• [EXERCISE BRIEF]
Return the material below in full and exactly.

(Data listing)
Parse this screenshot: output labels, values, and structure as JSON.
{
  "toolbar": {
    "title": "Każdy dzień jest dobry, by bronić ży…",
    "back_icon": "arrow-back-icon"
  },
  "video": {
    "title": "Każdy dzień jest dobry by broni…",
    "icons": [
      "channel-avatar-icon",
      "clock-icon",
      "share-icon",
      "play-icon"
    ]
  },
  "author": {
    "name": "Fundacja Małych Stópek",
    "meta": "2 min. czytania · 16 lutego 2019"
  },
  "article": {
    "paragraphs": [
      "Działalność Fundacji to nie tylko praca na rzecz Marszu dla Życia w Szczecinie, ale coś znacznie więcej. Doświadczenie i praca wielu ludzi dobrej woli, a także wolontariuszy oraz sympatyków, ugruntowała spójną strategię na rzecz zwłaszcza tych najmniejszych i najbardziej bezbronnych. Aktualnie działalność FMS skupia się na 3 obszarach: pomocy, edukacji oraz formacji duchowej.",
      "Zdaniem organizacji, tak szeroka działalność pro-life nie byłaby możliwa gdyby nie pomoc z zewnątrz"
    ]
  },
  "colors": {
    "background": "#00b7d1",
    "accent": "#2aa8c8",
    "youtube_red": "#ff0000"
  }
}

• [WRITTEN SOLUTION]
Parse this screenshot: output labels, values, and structure as JSON.
{
  "toolbar": {
    "title": "Każdy dzień jest dobry, by bronić ży…",
    "back_icon": "arrow-back-icon"
  },
  "video": {
    "title": "Każdy dzień jest dobry by broni…",
    "icons": [
      "channel-avatar-icon",
      "clock-icon",
      "share-icon",
      "play-icon"
    ]
  },
  "author": {
    "name": "Fundacja Małych Stópek",
    "meta": "2 min. czytania · 16 lutego 2019"
  },
  "article": {
    "paragraphs": [
      "Działalność Fundacji to nie tylko praca na rzecz Marszu dla Życia w Szczecinie, ale coś znacznie więcej. Doświadczenie i praca wielu ludzi dobrej woli, a także wolontariuszy oraz sympatyków, ugruntowała spójną strategię na rzecz zwłaszcza tych najmniejszych i najbardziej bezbronnych. Aktualnie działalność FMS skupia się na 3 obszarach: pomocy, edukacji oraz formacji duchowej.",
      "Zdaniem organizacji, tak szeroka działalność pro-life nie byłaby możliwa gdyby nie pomoc z zewnątrz"
    ]
  },
  "colors": {
    "background": "#00b7d1",
    "accent": "#2aa8c8",
    "youtube_red": "#ff0000"
  }
}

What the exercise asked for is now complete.